Exercise instructions: Pull every line with the word "conseguimos" out of the entries below.
□ □ □ □ □ □ □
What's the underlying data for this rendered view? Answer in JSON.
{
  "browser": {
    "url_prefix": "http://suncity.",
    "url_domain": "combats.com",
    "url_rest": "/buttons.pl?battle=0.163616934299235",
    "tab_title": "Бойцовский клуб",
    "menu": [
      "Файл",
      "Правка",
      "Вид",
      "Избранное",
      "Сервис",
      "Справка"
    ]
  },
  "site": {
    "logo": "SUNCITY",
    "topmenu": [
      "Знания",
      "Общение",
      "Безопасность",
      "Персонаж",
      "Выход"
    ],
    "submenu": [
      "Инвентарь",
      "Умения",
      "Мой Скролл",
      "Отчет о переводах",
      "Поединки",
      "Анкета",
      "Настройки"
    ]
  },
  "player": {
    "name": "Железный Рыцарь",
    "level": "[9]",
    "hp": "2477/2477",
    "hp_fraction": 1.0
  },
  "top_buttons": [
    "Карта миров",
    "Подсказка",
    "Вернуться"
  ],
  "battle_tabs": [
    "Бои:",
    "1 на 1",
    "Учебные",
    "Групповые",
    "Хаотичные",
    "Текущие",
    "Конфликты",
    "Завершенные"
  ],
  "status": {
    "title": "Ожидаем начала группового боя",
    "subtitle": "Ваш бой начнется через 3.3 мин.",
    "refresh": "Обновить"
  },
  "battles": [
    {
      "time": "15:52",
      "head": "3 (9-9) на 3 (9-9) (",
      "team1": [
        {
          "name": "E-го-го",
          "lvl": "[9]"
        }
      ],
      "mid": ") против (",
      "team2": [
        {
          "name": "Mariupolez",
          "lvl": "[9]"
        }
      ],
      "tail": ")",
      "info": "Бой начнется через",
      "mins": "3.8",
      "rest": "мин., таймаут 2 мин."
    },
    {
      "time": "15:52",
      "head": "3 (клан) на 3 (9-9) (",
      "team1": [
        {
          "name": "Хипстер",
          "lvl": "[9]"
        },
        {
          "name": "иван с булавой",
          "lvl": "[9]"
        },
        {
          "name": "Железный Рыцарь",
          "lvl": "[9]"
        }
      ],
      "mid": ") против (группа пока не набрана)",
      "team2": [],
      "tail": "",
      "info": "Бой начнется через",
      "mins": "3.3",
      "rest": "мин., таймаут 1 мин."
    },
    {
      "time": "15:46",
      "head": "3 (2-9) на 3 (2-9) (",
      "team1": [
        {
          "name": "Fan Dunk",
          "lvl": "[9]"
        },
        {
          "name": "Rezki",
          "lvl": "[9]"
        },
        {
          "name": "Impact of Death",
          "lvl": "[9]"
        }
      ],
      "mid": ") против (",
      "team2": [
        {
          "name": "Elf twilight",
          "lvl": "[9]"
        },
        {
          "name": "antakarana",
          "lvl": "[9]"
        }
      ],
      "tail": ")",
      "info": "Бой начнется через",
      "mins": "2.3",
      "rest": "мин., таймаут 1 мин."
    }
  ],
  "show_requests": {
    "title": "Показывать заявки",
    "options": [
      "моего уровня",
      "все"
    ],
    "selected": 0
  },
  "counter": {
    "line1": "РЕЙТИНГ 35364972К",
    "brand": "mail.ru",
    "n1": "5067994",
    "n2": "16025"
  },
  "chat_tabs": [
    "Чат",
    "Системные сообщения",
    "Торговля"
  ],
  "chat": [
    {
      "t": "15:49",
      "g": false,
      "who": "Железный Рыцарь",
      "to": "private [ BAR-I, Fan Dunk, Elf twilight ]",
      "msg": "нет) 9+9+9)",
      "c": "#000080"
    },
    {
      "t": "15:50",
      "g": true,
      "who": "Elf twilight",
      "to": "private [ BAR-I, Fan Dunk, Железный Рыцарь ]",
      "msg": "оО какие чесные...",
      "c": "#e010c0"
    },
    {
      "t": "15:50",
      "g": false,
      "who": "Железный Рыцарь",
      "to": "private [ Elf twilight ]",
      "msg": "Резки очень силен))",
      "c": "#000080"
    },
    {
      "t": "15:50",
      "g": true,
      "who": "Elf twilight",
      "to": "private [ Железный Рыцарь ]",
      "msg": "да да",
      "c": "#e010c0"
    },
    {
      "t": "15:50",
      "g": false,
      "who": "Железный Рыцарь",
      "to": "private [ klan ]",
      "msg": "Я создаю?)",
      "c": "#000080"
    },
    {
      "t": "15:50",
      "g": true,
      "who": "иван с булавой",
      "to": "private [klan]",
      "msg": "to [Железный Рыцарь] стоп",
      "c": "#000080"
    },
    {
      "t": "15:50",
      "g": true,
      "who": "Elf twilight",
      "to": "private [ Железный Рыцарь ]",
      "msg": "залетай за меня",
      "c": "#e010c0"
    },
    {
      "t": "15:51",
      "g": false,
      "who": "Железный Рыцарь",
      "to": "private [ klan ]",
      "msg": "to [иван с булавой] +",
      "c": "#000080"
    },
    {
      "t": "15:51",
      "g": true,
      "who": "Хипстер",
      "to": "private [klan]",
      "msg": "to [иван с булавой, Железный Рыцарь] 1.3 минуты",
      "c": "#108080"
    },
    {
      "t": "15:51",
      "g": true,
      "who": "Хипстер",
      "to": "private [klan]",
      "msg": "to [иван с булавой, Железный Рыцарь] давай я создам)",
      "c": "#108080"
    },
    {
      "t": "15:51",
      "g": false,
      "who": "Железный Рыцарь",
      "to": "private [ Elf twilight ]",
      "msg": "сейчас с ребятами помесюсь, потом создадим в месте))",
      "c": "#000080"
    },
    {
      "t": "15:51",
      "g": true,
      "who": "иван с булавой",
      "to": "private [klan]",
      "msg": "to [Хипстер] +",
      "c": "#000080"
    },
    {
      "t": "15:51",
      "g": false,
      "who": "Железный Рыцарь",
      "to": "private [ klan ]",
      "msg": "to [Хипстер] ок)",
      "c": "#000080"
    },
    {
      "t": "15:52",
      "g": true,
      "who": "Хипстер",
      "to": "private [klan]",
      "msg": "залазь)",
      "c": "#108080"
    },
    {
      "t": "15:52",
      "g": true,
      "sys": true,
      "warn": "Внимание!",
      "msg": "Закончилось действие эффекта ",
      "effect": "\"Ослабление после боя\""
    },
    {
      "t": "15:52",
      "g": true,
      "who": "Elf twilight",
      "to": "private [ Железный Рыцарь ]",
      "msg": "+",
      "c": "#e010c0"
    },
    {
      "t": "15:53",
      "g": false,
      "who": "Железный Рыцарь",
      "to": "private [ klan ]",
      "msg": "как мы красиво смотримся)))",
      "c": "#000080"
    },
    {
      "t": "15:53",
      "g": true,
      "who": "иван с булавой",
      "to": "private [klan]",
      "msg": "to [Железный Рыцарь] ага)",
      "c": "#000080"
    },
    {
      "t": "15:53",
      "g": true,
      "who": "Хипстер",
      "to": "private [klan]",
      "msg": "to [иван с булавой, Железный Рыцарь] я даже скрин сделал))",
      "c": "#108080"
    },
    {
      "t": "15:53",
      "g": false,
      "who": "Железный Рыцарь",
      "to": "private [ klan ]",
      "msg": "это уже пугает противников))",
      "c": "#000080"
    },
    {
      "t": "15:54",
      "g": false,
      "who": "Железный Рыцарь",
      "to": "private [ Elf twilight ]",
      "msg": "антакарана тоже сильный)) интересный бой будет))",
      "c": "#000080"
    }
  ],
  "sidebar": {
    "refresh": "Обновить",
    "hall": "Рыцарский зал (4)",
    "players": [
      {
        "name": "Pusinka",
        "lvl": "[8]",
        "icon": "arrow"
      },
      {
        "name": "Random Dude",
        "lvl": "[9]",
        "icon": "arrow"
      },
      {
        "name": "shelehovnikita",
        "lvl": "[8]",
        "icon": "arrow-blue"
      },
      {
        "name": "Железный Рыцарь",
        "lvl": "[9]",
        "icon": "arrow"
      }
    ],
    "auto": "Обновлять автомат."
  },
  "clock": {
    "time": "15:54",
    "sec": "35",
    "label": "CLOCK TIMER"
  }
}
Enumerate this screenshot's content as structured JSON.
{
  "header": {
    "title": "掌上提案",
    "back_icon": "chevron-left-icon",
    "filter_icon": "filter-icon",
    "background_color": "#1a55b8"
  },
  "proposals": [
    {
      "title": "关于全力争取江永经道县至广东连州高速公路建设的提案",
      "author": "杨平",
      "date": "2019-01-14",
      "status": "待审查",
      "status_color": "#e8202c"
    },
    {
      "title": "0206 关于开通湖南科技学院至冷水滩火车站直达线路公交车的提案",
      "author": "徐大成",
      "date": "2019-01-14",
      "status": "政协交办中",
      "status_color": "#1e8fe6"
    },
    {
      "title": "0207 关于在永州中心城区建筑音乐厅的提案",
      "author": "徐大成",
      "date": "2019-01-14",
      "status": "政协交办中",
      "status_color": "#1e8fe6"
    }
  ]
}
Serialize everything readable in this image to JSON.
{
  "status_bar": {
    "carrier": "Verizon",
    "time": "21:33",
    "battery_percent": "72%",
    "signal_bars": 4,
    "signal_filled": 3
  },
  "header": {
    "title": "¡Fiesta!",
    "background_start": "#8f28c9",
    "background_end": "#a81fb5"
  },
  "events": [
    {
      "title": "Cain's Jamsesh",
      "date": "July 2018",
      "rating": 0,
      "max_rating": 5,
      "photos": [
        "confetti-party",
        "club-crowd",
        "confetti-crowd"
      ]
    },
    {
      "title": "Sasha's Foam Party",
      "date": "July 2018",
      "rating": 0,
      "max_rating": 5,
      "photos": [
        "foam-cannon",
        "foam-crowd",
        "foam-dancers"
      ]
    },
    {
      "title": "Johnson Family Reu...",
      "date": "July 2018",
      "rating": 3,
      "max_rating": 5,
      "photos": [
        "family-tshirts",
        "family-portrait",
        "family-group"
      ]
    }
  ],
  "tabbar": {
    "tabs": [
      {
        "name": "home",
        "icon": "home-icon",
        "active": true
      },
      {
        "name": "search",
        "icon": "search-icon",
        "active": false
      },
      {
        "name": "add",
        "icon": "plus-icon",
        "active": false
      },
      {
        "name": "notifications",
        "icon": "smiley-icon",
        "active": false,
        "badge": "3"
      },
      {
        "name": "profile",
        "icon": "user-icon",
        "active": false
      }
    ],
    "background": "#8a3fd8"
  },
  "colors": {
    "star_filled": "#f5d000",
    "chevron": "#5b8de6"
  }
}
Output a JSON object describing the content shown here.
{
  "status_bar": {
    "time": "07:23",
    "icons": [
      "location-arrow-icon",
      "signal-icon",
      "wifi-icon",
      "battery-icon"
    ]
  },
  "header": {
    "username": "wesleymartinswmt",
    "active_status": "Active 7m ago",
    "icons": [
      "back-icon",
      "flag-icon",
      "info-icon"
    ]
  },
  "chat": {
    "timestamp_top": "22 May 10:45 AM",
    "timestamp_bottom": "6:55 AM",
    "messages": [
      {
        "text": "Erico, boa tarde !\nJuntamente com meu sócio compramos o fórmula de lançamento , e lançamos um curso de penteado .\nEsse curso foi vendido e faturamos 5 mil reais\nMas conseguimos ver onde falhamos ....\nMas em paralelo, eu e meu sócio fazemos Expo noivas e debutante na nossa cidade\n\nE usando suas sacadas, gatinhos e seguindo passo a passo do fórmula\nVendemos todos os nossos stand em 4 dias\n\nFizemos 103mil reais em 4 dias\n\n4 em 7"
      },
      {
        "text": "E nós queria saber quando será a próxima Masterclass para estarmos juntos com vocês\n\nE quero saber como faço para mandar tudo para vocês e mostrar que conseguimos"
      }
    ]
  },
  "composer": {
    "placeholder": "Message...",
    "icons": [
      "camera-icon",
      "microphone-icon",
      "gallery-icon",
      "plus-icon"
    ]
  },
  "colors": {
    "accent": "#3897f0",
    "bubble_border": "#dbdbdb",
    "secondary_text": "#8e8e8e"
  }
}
□ □ □ □ □ □ □
Response:
        "text": "Erico, boa tarde !\nJuntamente com meu sócio compramos o fórmula de lançamento , e lançamos um curso de penteado .\nEsse curso foi vendido e faturamos 5 mil reais\nMas conseguimos ver onde falhamos ....\nMas em paralelo, eu e meu sócio fazemos Expo noivas e debutante na nossa cidade\n\nE usando suas sacadas, gatinhos e seguindo passo a passo do fórmula\nVendemos todos os nossos stand em 4 dias\n\nFizemos 103mil reais em 4 dias\n\n4 em 7"
        "text": "E nós queria saber quando será a próxima Masterclass para estarmos juntos com vocês\n\nE quero saber como faço para mandar tudo para vocês e mostrar que conseguimos"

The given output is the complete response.